### PROMPT
In the records that follow, show each line where the word "through" is present.

### INPUT FOR THIS TASK
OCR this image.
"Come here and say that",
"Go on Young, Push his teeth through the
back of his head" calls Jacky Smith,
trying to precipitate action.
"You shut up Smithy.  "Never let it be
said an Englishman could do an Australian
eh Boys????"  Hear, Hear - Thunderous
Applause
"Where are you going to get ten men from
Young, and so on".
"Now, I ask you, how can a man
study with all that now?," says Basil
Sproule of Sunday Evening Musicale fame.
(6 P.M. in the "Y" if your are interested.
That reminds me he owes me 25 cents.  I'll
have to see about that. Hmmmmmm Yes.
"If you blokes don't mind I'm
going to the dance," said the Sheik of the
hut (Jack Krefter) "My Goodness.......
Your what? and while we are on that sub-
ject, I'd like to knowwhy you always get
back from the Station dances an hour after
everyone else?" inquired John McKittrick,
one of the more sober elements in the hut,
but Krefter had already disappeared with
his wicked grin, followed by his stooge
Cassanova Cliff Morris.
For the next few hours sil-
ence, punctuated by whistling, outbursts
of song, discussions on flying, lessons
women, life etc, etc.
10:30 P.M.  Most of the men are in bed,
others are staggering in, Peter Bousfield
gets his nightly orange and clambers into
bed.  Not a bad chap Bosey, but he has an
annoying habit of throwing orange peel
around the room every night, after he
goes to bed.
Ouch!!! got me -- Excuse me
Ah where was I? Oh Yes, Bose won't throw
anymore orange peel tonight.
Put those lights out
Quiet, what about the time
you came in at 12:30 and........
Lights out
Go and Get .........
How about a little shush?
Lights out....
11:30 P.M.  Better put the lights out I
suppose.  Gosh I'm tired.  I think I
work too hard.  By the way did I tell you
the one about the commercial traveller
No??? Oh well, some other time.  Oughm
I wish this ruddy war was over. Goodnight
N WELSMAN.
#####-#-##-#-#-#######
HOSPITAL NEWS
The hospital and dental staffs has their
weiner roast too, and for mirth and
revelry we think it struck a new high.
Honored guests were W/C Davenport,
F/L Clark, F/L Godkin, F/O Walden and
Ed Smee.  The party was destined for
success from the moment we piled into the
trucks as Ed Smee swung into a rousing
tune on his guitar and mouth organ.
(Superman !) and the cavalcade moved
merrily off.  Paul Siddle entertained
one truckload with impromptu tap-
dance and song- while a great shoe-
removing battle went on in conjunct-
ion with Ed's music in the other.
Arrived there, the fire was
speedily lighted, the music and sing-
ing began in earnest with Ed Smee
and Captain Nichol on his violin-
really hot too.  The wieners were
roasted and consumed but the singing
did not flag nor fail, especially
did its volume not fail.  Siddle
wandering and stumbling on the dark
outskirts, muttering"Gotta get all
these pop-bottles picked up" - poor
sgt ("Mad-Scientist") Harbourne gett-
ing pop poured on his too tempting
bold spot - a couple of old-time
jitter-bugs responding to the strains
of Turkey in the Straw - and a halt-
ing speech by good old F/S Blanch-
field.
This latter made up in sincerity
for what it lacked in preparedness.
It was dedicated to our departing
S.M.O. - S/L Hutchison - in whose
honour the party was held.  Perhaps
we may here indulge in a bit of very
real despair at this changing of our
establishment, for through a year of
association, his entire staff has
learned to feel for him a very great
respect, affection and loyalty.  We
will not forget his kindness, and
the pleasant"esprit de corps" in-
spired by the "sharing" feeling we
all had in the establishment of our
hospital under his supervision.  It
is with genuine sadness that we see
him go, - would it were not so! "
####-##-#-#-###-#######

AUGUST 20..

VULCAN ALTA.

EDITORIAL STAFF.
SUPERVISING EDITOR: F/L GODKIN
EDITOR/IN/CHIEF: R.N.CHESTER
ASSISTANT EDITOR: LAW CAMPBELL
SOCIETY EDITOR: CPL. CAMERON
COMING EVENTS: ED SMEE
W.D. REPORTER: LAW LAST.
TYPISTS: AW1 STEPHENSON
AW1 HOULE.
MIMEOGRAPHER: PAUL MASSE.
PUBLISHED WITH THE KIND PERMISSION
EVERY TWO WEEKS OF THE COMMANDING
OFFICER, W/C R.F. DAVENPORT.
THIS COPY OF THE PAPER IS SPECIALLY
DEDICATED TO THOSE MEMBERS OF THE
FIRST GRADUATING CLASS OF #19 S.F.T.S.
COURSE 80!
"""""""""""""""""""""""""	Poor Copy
---
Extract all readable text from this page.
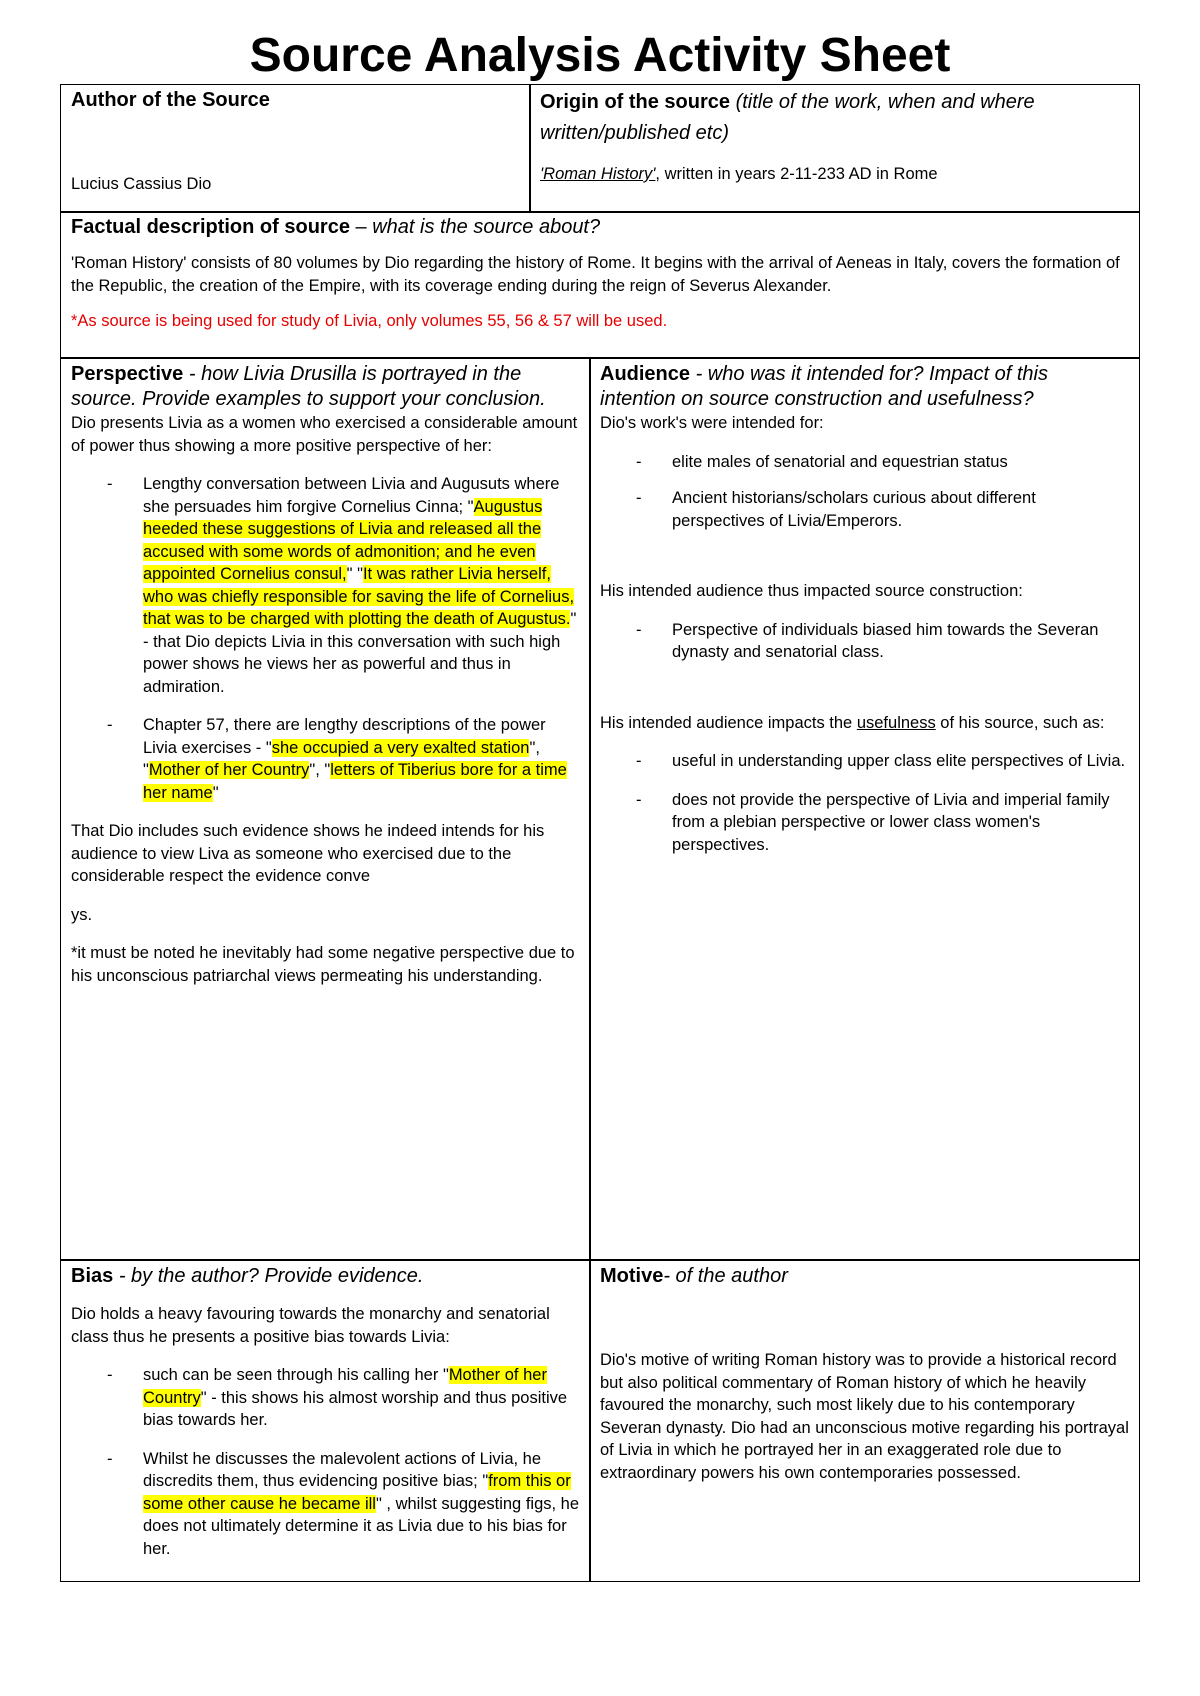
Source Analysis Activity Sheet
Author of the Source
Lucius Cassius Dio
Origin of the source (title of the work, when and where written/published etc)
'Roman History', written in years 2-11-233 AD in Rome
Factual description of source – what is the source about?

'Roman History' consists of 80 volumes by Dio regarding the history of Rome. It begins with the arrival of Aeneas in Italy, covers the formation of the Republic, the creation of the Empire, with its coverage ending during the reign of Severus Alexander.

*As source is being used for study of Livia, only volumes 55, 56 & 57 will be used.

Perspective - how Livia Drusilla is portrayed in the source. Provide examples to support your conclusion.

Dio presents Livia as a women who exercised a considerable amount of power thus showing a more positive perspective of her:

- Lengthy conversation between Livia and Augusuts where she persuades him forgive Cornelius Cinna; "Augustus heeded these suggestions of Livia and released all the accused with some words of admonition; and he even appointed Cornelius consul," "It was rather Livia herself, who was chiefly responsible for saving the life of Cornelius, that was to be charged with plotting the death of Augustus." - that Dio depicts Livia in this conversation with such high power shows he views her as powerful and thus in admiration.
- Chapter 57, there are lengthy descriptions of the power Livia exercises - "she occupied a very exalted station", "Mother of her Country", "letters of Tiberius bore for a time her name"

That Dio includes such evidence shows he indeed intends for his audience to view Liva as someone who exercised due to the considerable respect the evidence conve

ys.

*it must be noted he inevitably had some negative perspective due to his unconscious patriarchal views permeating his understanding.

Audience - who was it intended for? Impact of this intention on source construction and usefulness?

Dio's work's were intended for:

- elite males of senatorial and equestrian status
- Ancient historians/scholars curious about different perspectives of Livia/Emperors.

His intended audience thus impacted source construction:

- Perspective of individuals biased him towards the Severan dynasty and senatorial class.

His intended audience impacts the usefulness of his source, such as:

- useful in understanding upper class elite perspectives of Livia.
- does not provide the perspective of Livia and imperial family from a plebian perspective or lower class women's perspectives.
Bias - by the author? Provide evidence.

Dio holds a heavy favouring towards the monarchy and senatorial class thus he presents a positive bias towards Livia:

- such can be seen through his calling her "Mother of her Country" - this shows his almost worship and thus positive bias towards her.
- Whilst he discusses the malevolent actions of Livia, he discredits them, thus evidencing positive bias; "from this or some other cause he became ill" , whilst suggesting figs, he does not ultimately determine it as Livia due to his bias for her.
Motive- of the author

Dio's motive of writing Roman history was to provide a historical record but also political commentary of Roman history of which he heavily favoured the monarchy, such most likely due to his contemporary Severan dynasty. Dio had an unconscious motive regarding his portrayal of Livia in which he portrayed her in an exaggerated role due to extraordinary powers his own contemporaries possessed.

### EXERCISE RESPONSE
"Go on Young, Push his teeth through the
establishment, for through a year of
- such can be seen through his calling her "Mother of her Country" - this shows his almost worship and thus positive bias towards her.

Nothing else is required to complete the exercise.